Your task is to gather the lines below that hold the string "Details".

════════

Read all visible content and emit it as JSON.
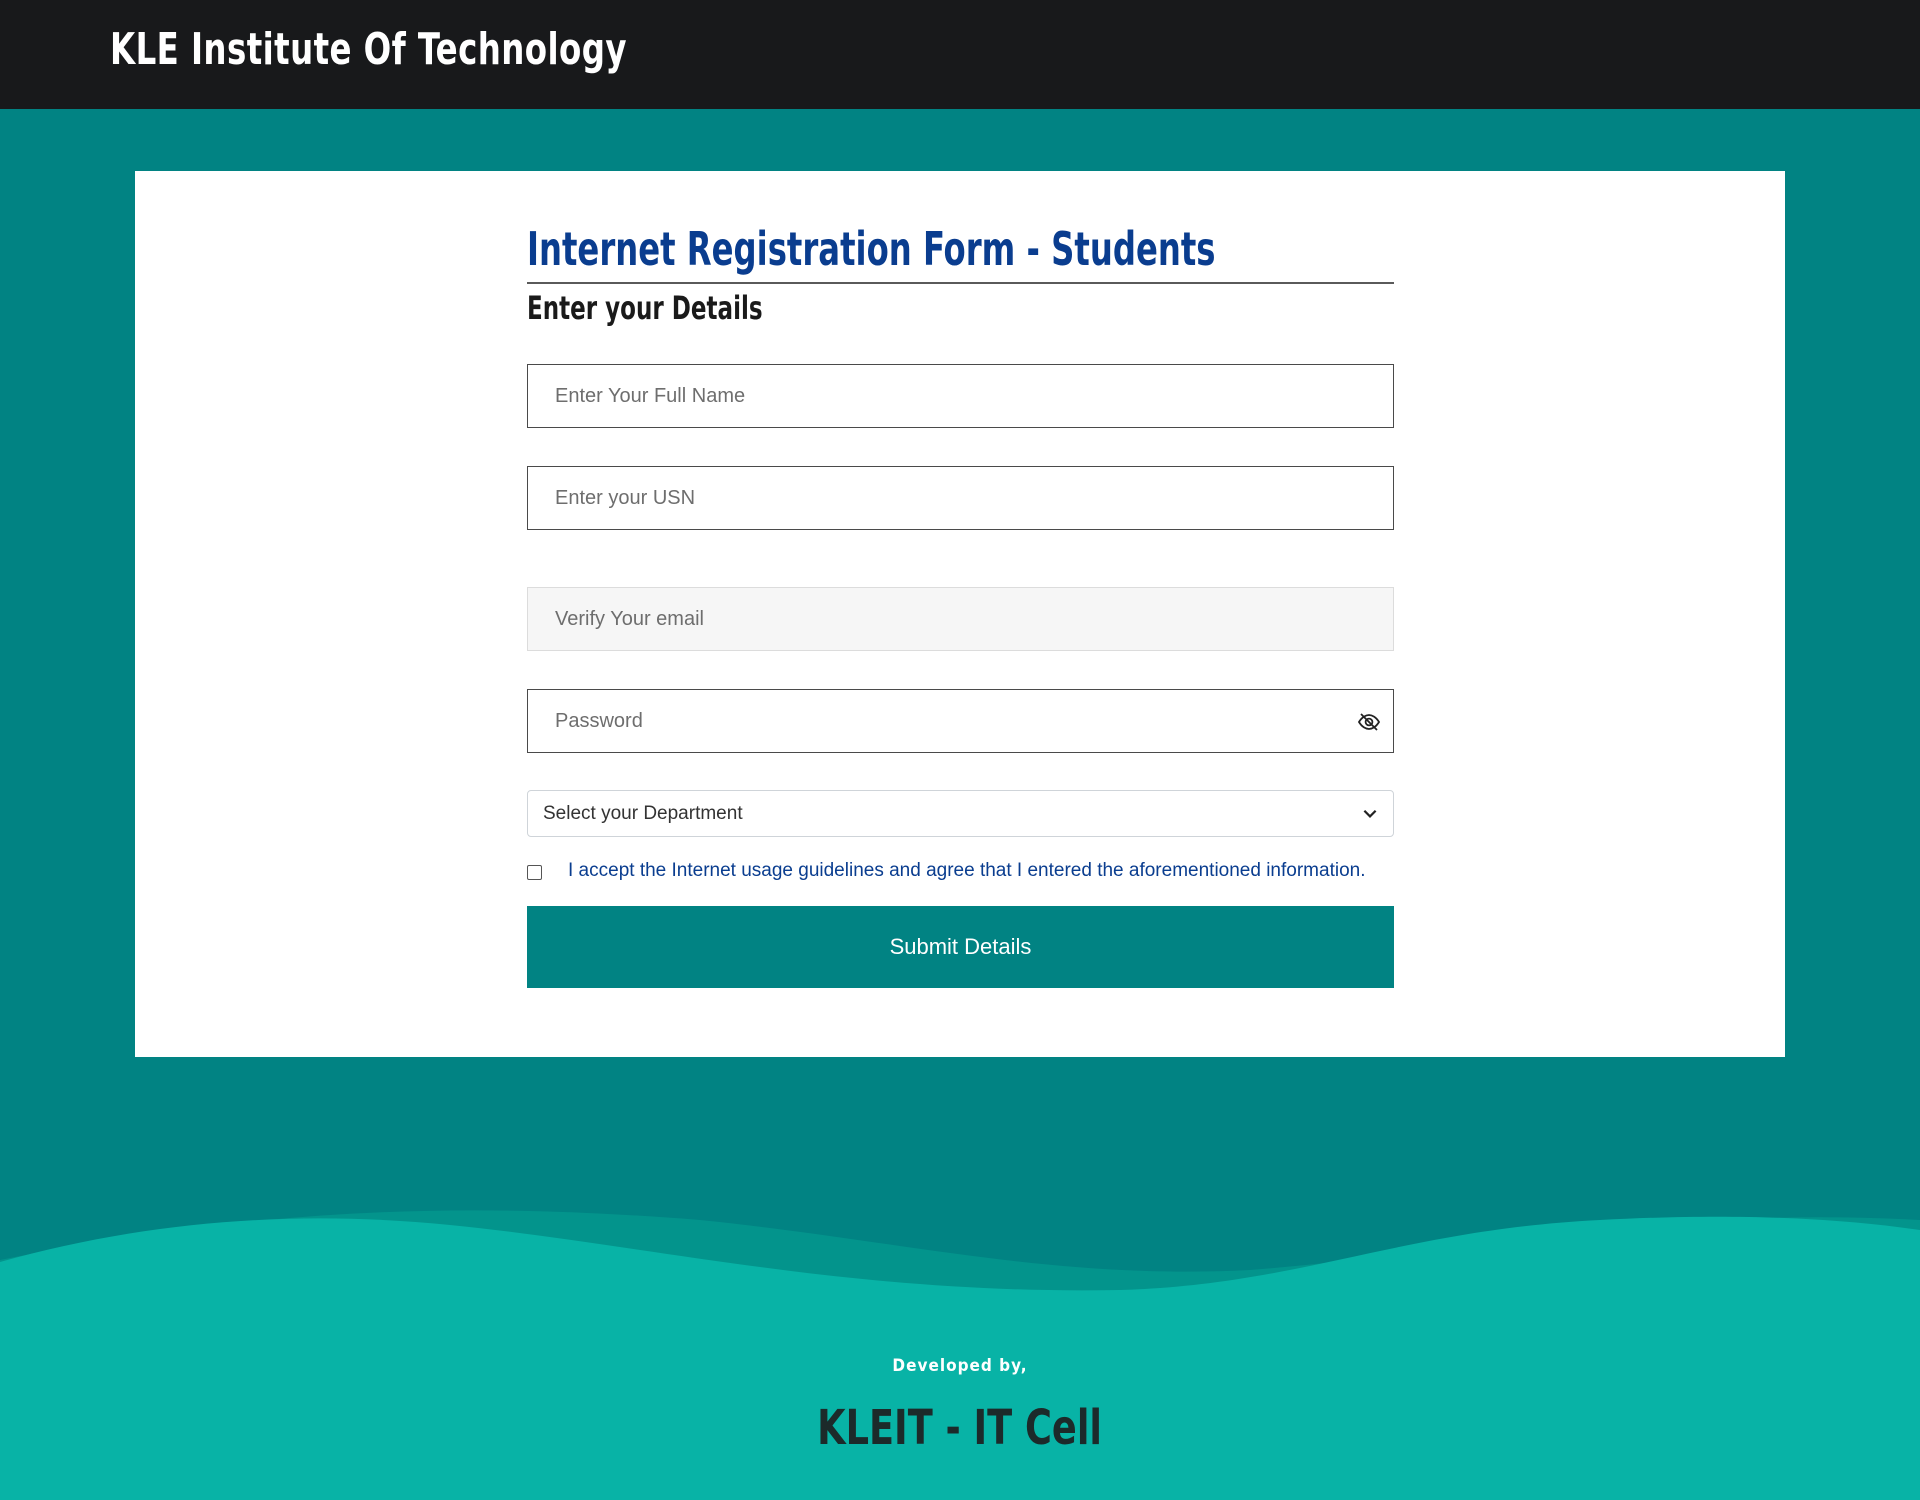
{
  "header": {
    "brand": "KLE Institute Of Technology"
  },
  "form": {
    "title": "Internet Registration Form - Students",
    "subtitle": "Enter your Details",
    "fields": {
      "name_placeholder": "Enter Your Full Name",
      "usn_placeholder": "Enter your USN",
      "email_placeholder": "Verify Your email",
      "password_placeholder": "Password"
    },
    "department_select": "Select your Department",
    "agreement": "I accept the Internet usage guidelines and agree that I entered the aforementioned information.",
    "submit_label": "Submit Details"
  },
  "footer": {
    "developed_by": "Developed by,",
    "team": "KLEIT - IT Cell"
  },
  "colors": {
    "teal": "#018383",
    "wave_light": "#08b3a6",
    "wave_mid": "#03948c",
    "header_bg": "#18191b",
    "title_blue": "#0a3d8f"
  },
  "icons": {
    "password_toggle": "eye-slash-icon",
    "select_arrow": "chevron-down-icon"
  }
}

════════

- **Output for this exercise**
    "subtitle": "Enter your Details",
    "submit_label": "Submit Details"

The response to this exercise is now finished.